**Task instructions**
The records below must be output exactly, without pictures.

**Data excerpts**
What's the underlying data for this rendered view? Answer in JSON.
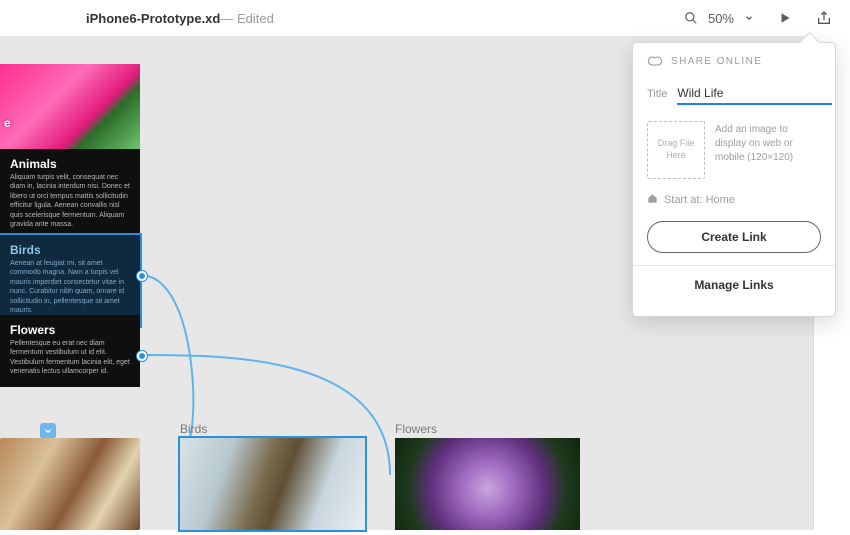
{
  "header": {
    "filename": "iPhone6-Prototype.xd",
    "edited_suffix": " — Edited",
    "zoom": "50%"
  },
  "hero": {
    "corner_label": "e"
  },
  "cards": {
    "animals": {
      "title": "Animals",
      "body": "Aliquam turpis velit, consequat nec diam in, lacinia interdum nisi. Donec et libero ut orci tempus mattis sollicitudin efficitur ligula. Aenean convallis nisl quis scelerisque fermentum. Aliquam gravida ante massa."
    },
    "birds": {
      "title": "Birds",
      "body": "Aenean at feugiat mi, sit amet commodo magna. Nam a turpis vel mauris imperdiet consectetur vitae in nunc. Curabitur nibh quam, ornare id sollicitudin in, pellentesque sit amet mauris."
    },
    "flowers": {
      "title": "Flowers",
      "body": "Pellentesque eu erat nec diam fermentum vestibulum ut id elit. Vestibulum fermentum lacinia elit, eget venenatis lectus ullamcorper id."
    }
  },
  "artboards": {
    "birds_label": "Birds",
    "flowers_label": "Flowers"
  },
  "share_panel": {
    "heading": "SHARE ONLINE",
    "title_label": "Title",
    "title_value": "Wild Life",
    "dropzone_text": "Drag File Here",
    "dropzone_help": "Add an image to display on web or mobile (120×120)",
    "start_at": "Start at: Home",
    "create_link": "Create Link",
    "manage_links": "Manage Links"
  },
  "icons": {
    "search": "search-icon",
    "chevron": "chevron-down-icon",
    "play": "play-icon",
    "share": "share-icon",
    "cc": "creative-cloud-icon",
    "home": "home-icon"
  }
}
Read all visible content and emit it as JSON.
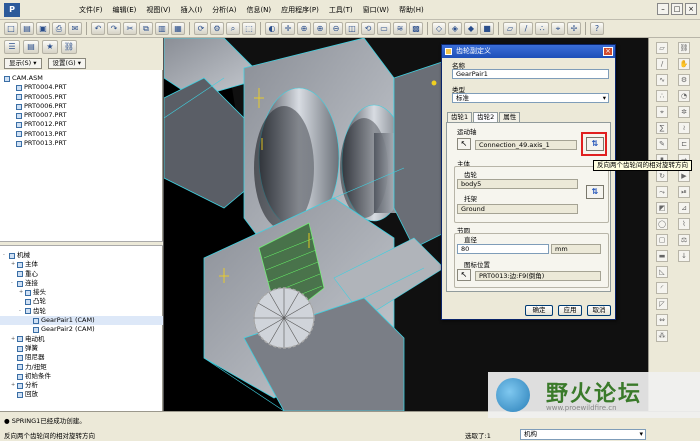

**Response**
What's the underlying data for this rendered view? Answer in JSON.
{
  "header": {
    "filename": "iPhone6-Prototype.xd",
    "edited_suffix": " — Edited",
    "zoom": "50%"
  },
  "hero": {
    "corner_label": "e"
  },
  "cards": {
    "animals": {
      "title": "Animals",
      "body": "Aliquam turpis velit, consequat nec diam in, lacinia interdum nisi. Donec et libero ut orci tempus mattis sollicitudin efficitur ligula. Aenean convallis nisl quis scelerisque fermentum. Aliquam gravida ante massa."
    },
    "birds": {
      "title": "Birds",
      "body": "Aenean at feugiat mi, sit amet commodo magna. Nam a turpis vel mauris imperdiet consectetur vitae in nunc. Curabitur nibh quam, ornare id sollicitudin in, pellentesque sit amet mauris."
    },
    "flowers": {
      "title": "Flowers",
      "body": "Pellentesque eu erat nec diam fermentum vestibulum ut id elit. Vestibulum fermentum lacinia elit, eget venenatis lectus ullamcorper id."
    }
  },
  "artboards": {
    "birds_label": "Birds",
    "flowers_label": "Flowers"
  },
  "share_panel": {
    "heading": "SHARE ONLINE",
    "title_label": "Title",
    "title_value": "Wild Life",
    "dropzone_text": "Drag File Here",
    "dropzone_help": "Add an image to display on web or mobile (120×120)",
    "start_at": "Start at: Home",
    "create_link": "Create Link",
    "manage_links": "Manage Links"
  },
  "icons": {
    "search": "search-icon",
    "chevron": "chevron-down-icon",
    "play": "play-icon",
    "share": "share-icon",
    "cc": "creative-cloud-icon",
    "home": "home-icon"
  }
}
Read all visible content and emit it as JSON.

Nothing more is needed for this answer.